"""
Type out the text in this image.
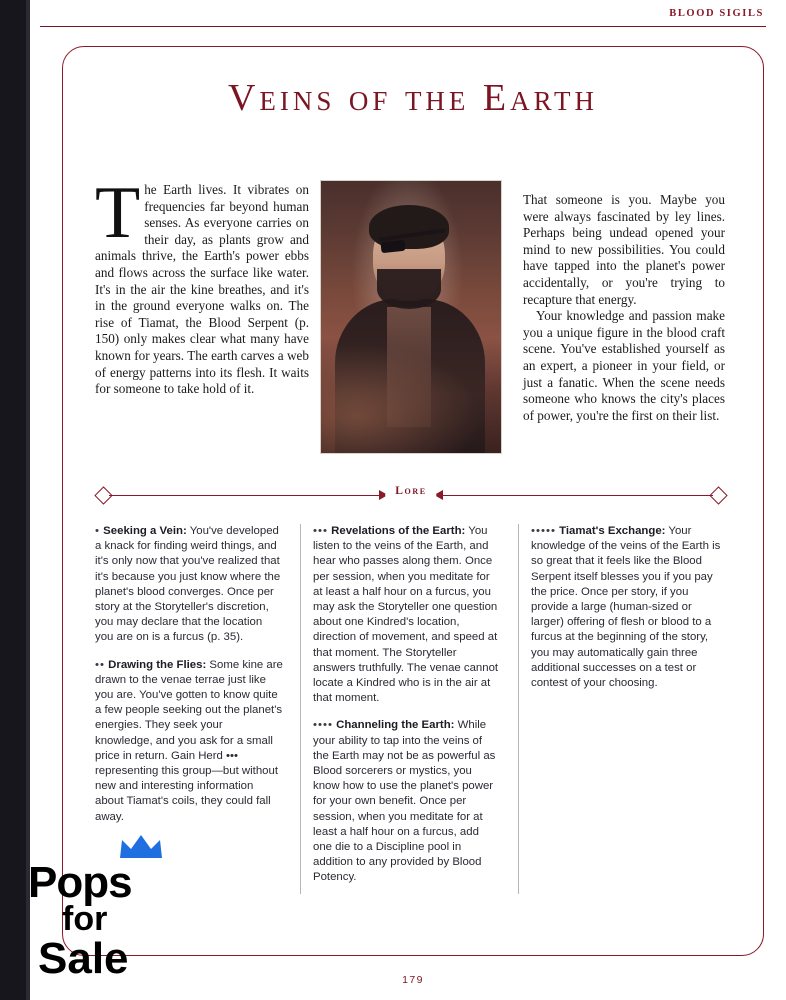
BLOOD SIGILS
Veins of the Earth
T he Earth lives. It vibrates on frequencies far beyond human senses. As everyone carries on their day, as plants grow and animals thrive, the Earth's power ebbs and flows across the surface like water. It's in the air the kine breathes, and it's in the ground everyone walks on. The rise of Tiamat, the Blood Serpent (p. 150) only makes clear what many have known for years. The earth carves a web of energy patterns into its flesh. It waits for someone to take hold of it.

That someone is you. Maybe you were always fascinated by ley lines. Perhaps being undead opened your mind to new possibilities. You could have tapped into the planet's power accidentally, or you're trying to recapture that energy.

Your knowledge and passion make you a unique figure in the blood craft scene. You've established yourself as an expert, a pioneer in your field, or just a fanatic. When the scene needs someone who knows the city's places of power, you're the first on their list.

Lore
• Seeking a Vein: You've developed a knack for finding weird things, and it's only now that you've realized that it's because you just know where the planet's blood converges. Once per story at the Storyteller's discretion, you may declare that the location you are on is a furcus (p. 35).
•• Drawing the Flies: Some kine are drawn to the venae terrae just like you are. You've gotten to know quite a few people seeking out the planet's energies. They seek your knowledge, and you ask for a small price in return. Gain Herd ••• representing this group—but without new and interesting information about Tiamat's coils, they could fall away.
••• Revelations of the Earth: You listen to the veins of the Earth, and hear who passes along them. Once per session, when you meditate for at least a half hour on a furcus, you may ask the Storyteller one question about one Kindred's location, direction of movement, and speed at that moment. The Storyteller answers truthfully. The venae cannot locate a Kindred who is in the air at that moment.
•••• Channeling the Earth: While your ability to tap into the veins of the Earth may not be as powerful as Blood sorcerers or mystics, you know how to use the planet's power for your own benefit. Once per session, when you meditate for at least a half hour on a furcus, add one die to a Discipline pool in addition to any provided by Blood Potency.
••••• Tiamat's Exchange: Your knowledge of the veins of the Earth is so great that it feels like the Blood Serpent itself blesses you if you pay the price. Once per story, if you provide a large (human-sized or larger) offering of flesh or blood to a furcus at the beginning of the story, you may automatically gain three additional successes on a test or contest of your choosing.
179
Pops
for
Sale
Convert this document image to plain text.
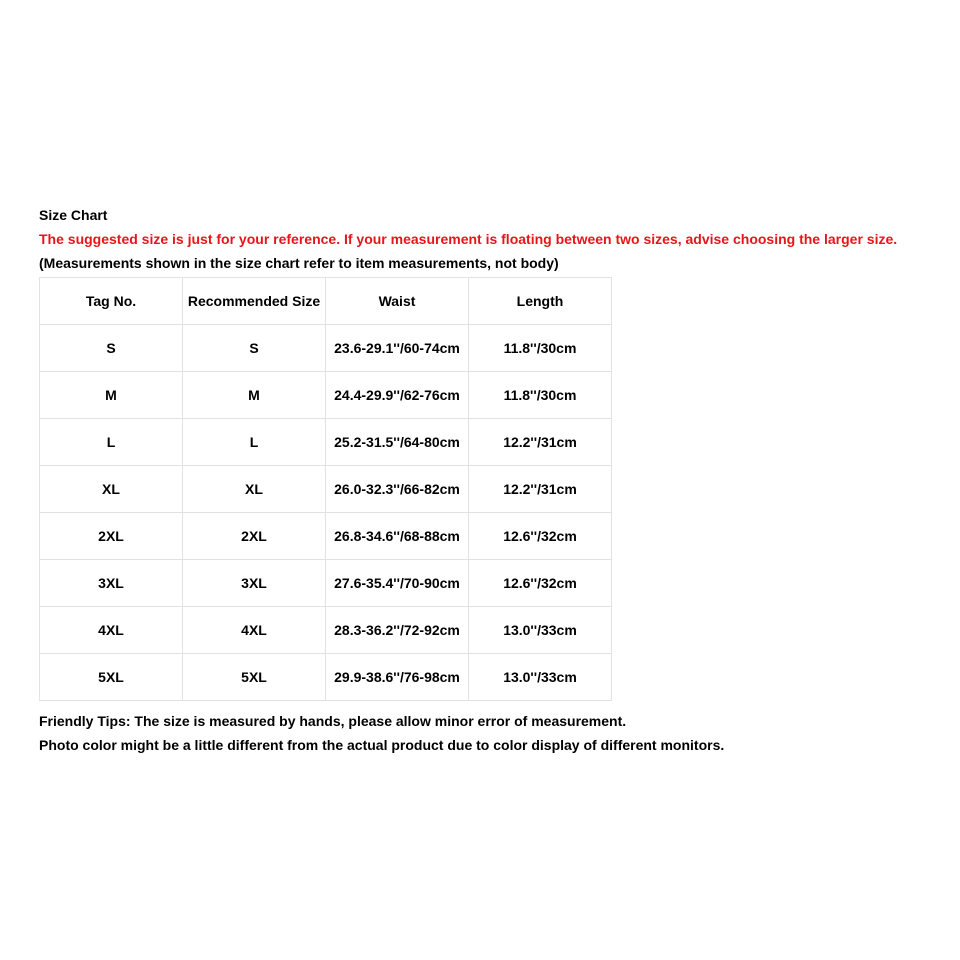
Size Chart
The suggested size is just for your reference. If your measurement is floating between two sizes, advise choosing the larger size.
(Measurements shown in the size chart refer to item measurements, not body)
Tag No.	Recommended Size	Waist	Length
S	S	23.6-29.1''/60-74cm	11.8''/30cm
M	M	24.4-29.9''/62-76cm	11.8''/30cm
L	L	25.2-31.5''/64-80cm	12.2''/31cm
XL	XL	26.0-32.3''/66-82cm	12.2''/31cm
2XL	2XL	26.8-34.6''/68-88cm	12.6''/32cm
3XL	3XL	27.6-35.4''/70-90cm	12.6''/32cm
4XL	4XL	28.3-36.2''/72-92cm	13.0''/33cm
5XL	5XL	29.9-38.6''/76-98cm	13.0''/33cm
Friendly Tips: The size is measured by hands, please allow minor error of measurement.
Photo color might be a little different from the actual product due to color display of different monitors.
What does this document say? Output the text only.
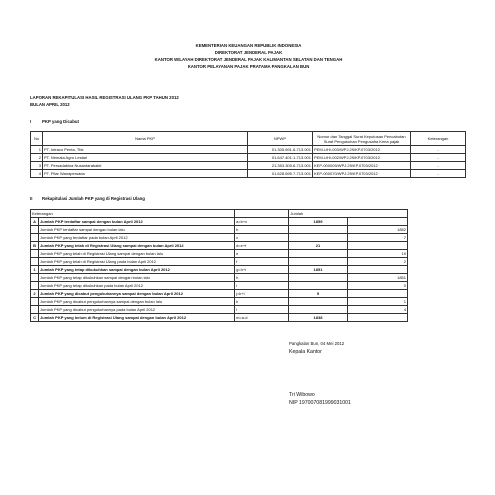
KEMENTERIAN KEUANGAN REPUBLIK INDONESIA
DIREKTORAT JENDERAL PAJAK
KANTOR WILAYAH DIREKTORAT JENDERAL PAJAK KALIMANTAN SELATAN DAN TENGAH
KANTOR PELAYANAN PAJAK PRATAMA PANGKALAN BUN
LAPORAN REKAPITULASI HASIL REGISTRASI ULANG PKP TAHUN 2012
BULAN APRIL 2012
I	PKP yang Dicabut
No	Nama PKP	NPWP	Nomor dan Tanggal Surat Keputusan Pencabutan Surat Pengukuhan Pengusaha Kena pajak	Keterangan
1	PT. Intraco Penta, Tbk	01.305.691.6-713.001	PEM-UH/-003/WPJ.29/KP.0703/2012	-
2	PT. Nirmala Agro Lestari	01.647.401.1-713.001	PEM-UH/-002/WPJ.29/KP.0703/2012	-
3	PT. Persadabina Nusantarabakti	21.353.305.6-713.001	KEP-000009/WPJ.29/KP.0703/2012	-
4	PT. Pilar Wanapersada	01.628.695.7-713.001	KEP-000070/WPJ.29/KP.0703/2012	-
II Rekapitulasi Jumlah PKP yang di Registrasi Ulang
Keterangan			Jumlah	
A	Jumlah PKP terdaftar sampai dengan bulan April 2012	a=b+c	1859	
	Jumlah PKP terdaftar sampai dengan bulan lalu	b		1852
	Jumlah PKP yang terdaftar pada bulan April 2012	c		7
B	Jumlah PKP yang telah di Registrasi Ulang sampai dengan bulan April 2012	d=e+f	21	
	Jumlah PKP yang telah di Registrasi Ulang sampai dengan bulan lalu	e		19
	Jumlah PKP yang telah di Registrasi Ulang pada bulan April 2012	f		2
1	Jumlah PKP yang tetap dikukuhkan sampai dengan bulan April 2012	g=h+i	1851	
	Jumlah PKP yang tetap dikukuhkan sampai dengan bulan lalu	h		1851
	Jumlah PKP yang tetap dikukuhkan pada bulan April 2012	i		0
2	Jumlah PKP yang dicabut pengukuhannya sampai dengan bulan April 2012	j=k+l	5	
	Jumlah PKP yang dicabut pengukuhannya sampai dengan bulan lalu	k		1
	Jumlah PKP yang dicabut pengukuhannya pada bulan April 2012	l		4
C	Jumlah PKP yang belum di Registrasi Ulang sampai dengan bulan April 2012	m=a-d	1838	
Pangkalan Bun, 04 Mei 2012
Kepala Kantor
Tri Wibowo
NIP 197007081999031001
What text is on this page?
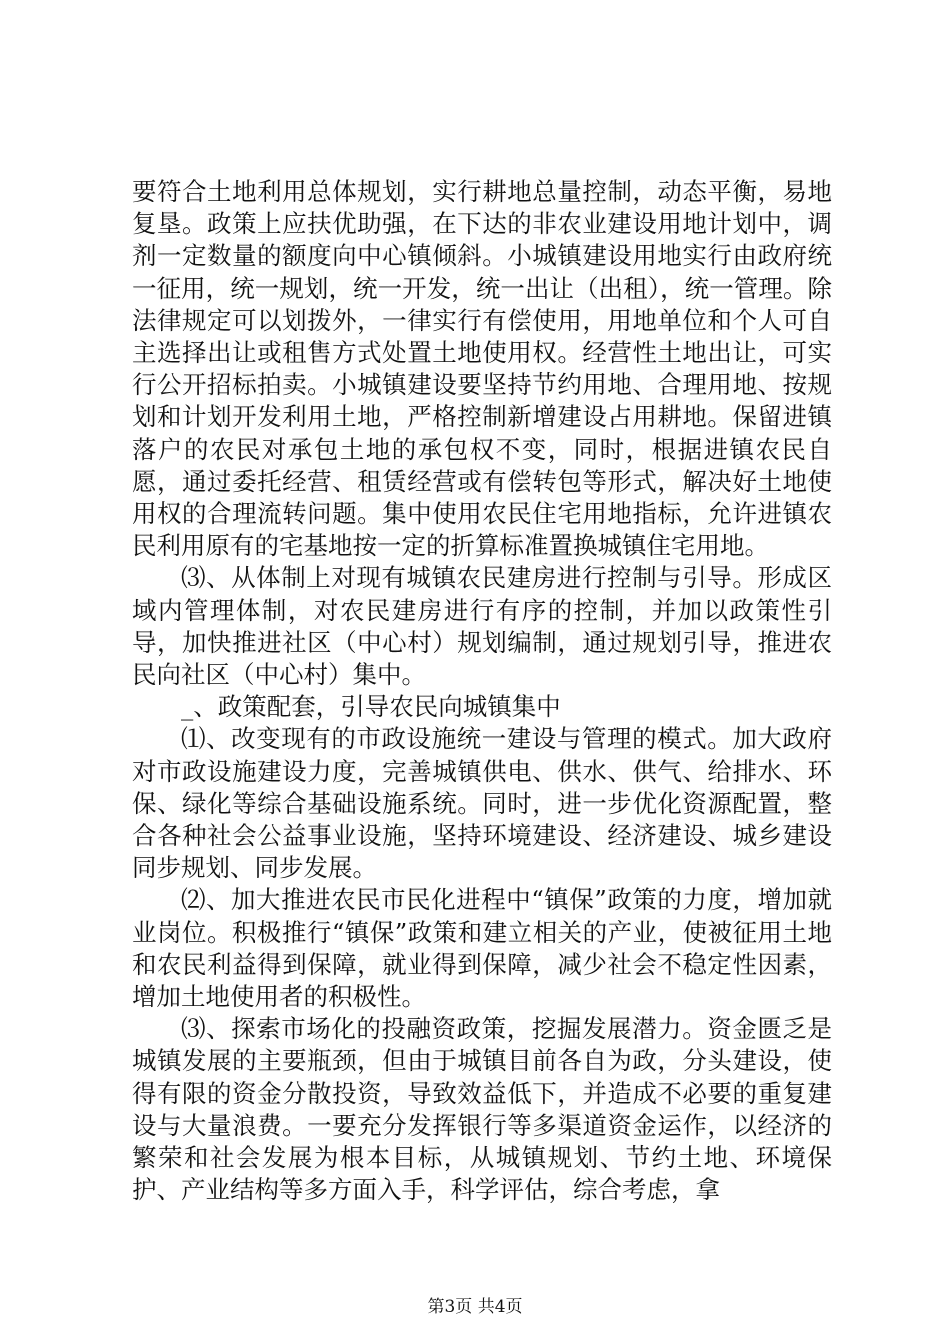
要符合土地利用总体规划，实行耕地总量控制，动态平衡，易地复垦。政策上应扶优助强，在下达的非农业建设用地计划中，调剂一定数量的额度向中心镇倾斜。小城镇建设用地实行由政府统一征用，统一规划，统一开发，统一出让（出租），统一管理。除法律规定可以划拨外，一律实行有偿使用，用地单位和个人可自主选择出让或租售方式处置土地使用权。经营性土地出让，可实行公开招标拍卖。小城镇建设要坚持节约用地、合理用地、按规划和计划开发利用土地，严格控制新增建设占用耕地。保留进镇落户的农民对承包土地的承包权不变，同时，根据进镇农民自愿，通过委托经营、租赁经营或有偿转包等形式，解决好土地使用权的合理流转问题。集中使用农民住宅用地指标，允许进镇农民利用原有的宅基地按一定的折算标准置换城镇住宅用地。

⑶、从体制上对现有城镇农民建房进行控制与引导。形成区域内管理体制，对农民建房进行有序的控制，并加以政策性引导，加快推进社区（中心村）规划编制，通过规划引导，推进农民向社区（中心村）集中。

_、政策配套，引导农民向城镇集中

⑴、改变现有的市政设施统一建设与管理的模式。加大政府对市政设施建设力度，完善城镇供电、供水、供气、给排水、环保、绿化等综合基础设施系统。同时，进一步优化资源配置，整合各种社会公益事业设施，坚持环境建设、经济建设、城乡建设同步规划、同步发展。

⑵、加大推进农民市民化进程中“镇保”政策的力度，增加就业岗位。积极推行“镇保”政策和建立相关的产业，使被征用土地和农民利益得到保障，就业得到保障，减少社会不稳定性因素，增加土地使用者的积极性。

⑶、探索市场化的投融资政策，挖掘发展潜力。资金匮乏是城镇发展的主要瓶颈，但由于城镇目前各自为政，分头建设，使得有限的资金分散投资，导致效益低下，并造成不必要的重复建设与大量浪费。一要充分发挥银行等多渠道资金运作，以经济的繁荣和社会发展为根本目标，从城镇规划、节约土地、环境保护、产业结构等多方面入手，科学评估，综合考虑，拿

第3页 共4页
"""
• Your instructions:
Could you repeat all of the material exactly? Pictures should not be copied.

• Output for this exercise:
Type out the text in this image.
BLOOD SIGILS
Veins of the Earth
T he Earth lives. It vibrates on frequencies far beyond human senses. As everyone carries on their day, as plants grow and animals thrive, the Earth's power ebbs and flows across the surface like water. It's in the air the kine breathes, and it's in the ground everyone walks on. The rise of Tiamat, the Blood Serpent (p. 150) only makes clear what many have known for years. The earth carves a web of energy patterns into its flesh. It waits for someone to take hold of it.

That someone is you. Maybe you were always fascinated by ley lines. Perhaps being undead opened your mind to new possibilities. You could have tapped into the planet's power accidentally, or you're trying to recapture that energy.

Your knowledge and passion make you a unique figure in the blood craft scene. You've established yourself as an expert, a pioneer in your field, or just a fanatic. When the scene needs someone who knows the city's places of power, you're the first on their list.

Lore
• Seeking a Vein: You've developed a knack for finding weird things, and it's only now that you've realized that it's because you just know where the planet's blood converges. Once per story at the Storyteller's discretion, you may declare that the location you are on is a furcus (p. 35).
•• Drawing the Flies: Some kine are drawn to the venae terrae just like you are. You've gotten to know quite a few people seeking out the planet's energies. They seek your knowledge, and you ask for a small price in return. Gain Herd ••• representing this group—but without new and interesting information about Tiamat's coils, they could fall away.
••• Revelations of the Earth: You listen to the veins of the Earth, and hear who passes along them. Once per session, when you meditate for at least a half hour on a furcus, you may ask the Storyteller one question about one Kindred's location, direction of movement, and speed at that moment. The Storyteller answers truthfully. The venae cannot locate a Kindred who is in the air at that moment.
•••• Channeling the Earth: While your ability to tap into the veins of the Earth may not be as powerful as Blood sorcerers or mystics, you know how to use the planet's power for your own benefit. Once per session, when you meditate for at least a half hour on a furcus, add one die to a Discipline pool in addition to any provided by Blood Potency.
••••• Tiamat's Exchange: Your knowledge of the veins of the Earth is so great that it feels like the Blood Serpent itself blesses you if you pay the price. Once per story, if you provide a large (human-sized or larger) offering of flesh or blood to a furcus at the beginning of the story, you may automatically gain three additional successes on a test or contest of your choosing.
179
Pops
for
Sale
Convert this document image to plain text.
Size Chart
The suggested size is just for your reference. If your measurement is floating between two sizes, advise choosing the larger size.
(Measurements shown in the size chart refer to item measurements, not body)
Tag No.	Recommended Size	Waist	Length
S	S	23.6-29.1''/60-74cm	11.8''/30cm
M	M	24.4-29.9''/62-76cm	11.8''/30cm
L	L	25.2-31.5''/64-80cm	12.2''/31cm
XL	XL	26.0-32.3''/66-82cm	12.2''/31cm
2XL	2XL	26.8-34.6''/68-88cm	12.6''/32cm
3XL	3XL	27.6-35.4''/70-90cm	12.6''/32cm
4XL	4XL	28.3-36.2''/72-92cm	13.0''/33cm
5XL	5XL	29.9-38.6''/76-98cm	13.0''/33cm
Friendly Tips: The size is measured by hands, please allow minor error of measurement.
Photo color might be a little different from the actual product due to color display of different monitors.
What does this document say? Output the text only.
KEMENTERIAN KEUANGAN REPUBLIK INDONESIA
DIREKTORAT JENDERAL PAJAK
KANTOR WILAYAH DIREKTORAT JENDERAL PAJAK KALIMANTAN SELATAN DAN TENGAH
KANTOR PELAYANAN PAJAK PRATAMA PANGKALAN BUN
LAPORAN REKAPITULASI HASIL REGISTRASI ULANG PKP TAHUN 2012
BULAN APRIL 2012
I	PKP yang Dicabut
No	Nama PKP	NPWP	Nomor dan Tanggal Surat Keputusan Pencabutan Surat Pengukuhan Pengusaha Kena pajak	Keterangan
1	PT. Intraco Penta, Tbk	01.305.691.6-713.001	PEM-UH/-003/WPJ.29/KP.0703/2012	-
2	PT. Nirmala Agro Lestari	01.647.401.1-713.001	PEM-UH/-002/WPJ.29/KP.0703/2012	-
3	PT. Persadabina Nusantarabakti	21.353.305.6-713.001	KEP-000009/WPJ.29/KP.0703/2012	-
4	PT. Pilar Wanapersada	01.628.695.7-713.001	KEP-000070/WPJ.29/KP.0703/2012	-
II Rekapitulasi Jumlah PKP yang di Registrasi Ulang
Keterangan			Jumlah	
A	Jumlah PKP terdaftar sampai dengan bulan April 2012	a=b+c	1859	
	Jumlah PKP terdaftar sampai dengan bulan lalu	b		1852
	Jumlah PKP yang terdaftar pada bulan April 2012	c		7
B	Jumlah PKP yang telah di Registrasi Ulang sampai dengan bulan April 2012	d=e+f	21	
	Jumlah PKP yang telah di Registrasi Ulang sampai dengan bulan lalu	e		19
	Jumlah PKP yang telah di Registrasi Ulang pada bulan April 2012	f		2
1	Jumlah PKP yang tetap dikukuhkan sampai dengan bulan April 2012	g=h+i	1851	
	Jumlah PKP yang tetap dikukuhkan sampai dengan bulan lalu	h		1851
	Jumlah PKP yang tetap dikukuhkan pada bulan April 2012	i		0
2	Jumlah PKP yang dicabut pengukuhannya sampai dengan bulan April 2012	j=k+l	5	
	Jumlah PKP yang dicabut pengukuhannya sampai dengan bulan lalu	k		1
	Jumlah PKP yang dicabut pengukuhannya pada bulan April 2012	l		4
C	Jumlah PKP yang belum di Registrasi Ulang sampai dengan bulan April 2012	m=a-d	1838	
Pangkalan Bun, 04 Mei 2012
Kepala Kantor
Tri Wibowo
NIP 197007081999031001
What text is on this page?
要符合土地利用总体规划，实行耕地总量控制，动态平衡，易地复垦。政策上应扶优助强，在下达的非农业建设用地计划中，调剂一定数量的额度向中心镇倾斜。小城镇建设用地实行由政府统一征用，统一规划，统一开发，统一出让（出租），统一管理。除法律规定可以划拨外，一律实行有偿使用，用地单位和个人可自主选择出让或租售方式处置土地使用权。经营性土地出让，可实行公开招标拍卖。小城镇建设要坚持节约用地、合理用地、按规划和计划开发利用土地，严格控制新增建设占用耕地。保留进镇落户的农民对承包土地的承包权不变，同时，根据进镇农民自愿，通过委托经营、租赁经营或有偿转包等形式，解决好土地使用权的合理流转问题。集中使用农民住宅用地指标，允许进镇农民利用原有的宅基地按一定的折算标准置换城镇住宅用地。

⑶、从体制上对现有城镇农民建房进行控制与引导。形成区域内管理体制，对农民建房进行有序的控制，并加以政策性引导，加快推进社区（中心村）规划编制，通过规划引导，推进农民向社区（中心村）集中。

_、政策配套，引导农民向城镇集中

⑴、改变现有的市政设施统一建设与管理的模式。加大政府对市政设施建设力度，完善城镇供电、供水、供气、给排水、环保、绿化等综合基础设施系统。同时，进一步优化资源配置，整合各种社会公益事业设施，坚持环境建设、经济建设、城乡建设同步规划、同步发展。

⑵、加大推进农民市民化进程中“镇保”政策的力度，增加就业岗位。积极推行“镇保”政策和建立相关的产业，使被征用土地和农民利益得到保障，就业得到保障，减少社会不稳定性因素，增加土地使用者的积极性。

⑶、探索市场化的投融资政策，挖掘发展潜力。资金匮乏是城镇发展的主要瓶颈，但由于城镇目前各自为政，分头建设，使得有限的资金分散投资，导致效益低下，并造成不必要的重复建设与大量浪费。一要充分发挥银行等多渠道资金运作，以经济的繁荣和社会发展为根本目标，从城镇规划、节约土地、环境保护、产业结构等多方面入手，科学评估，综合考虑，拿

第3页 共4页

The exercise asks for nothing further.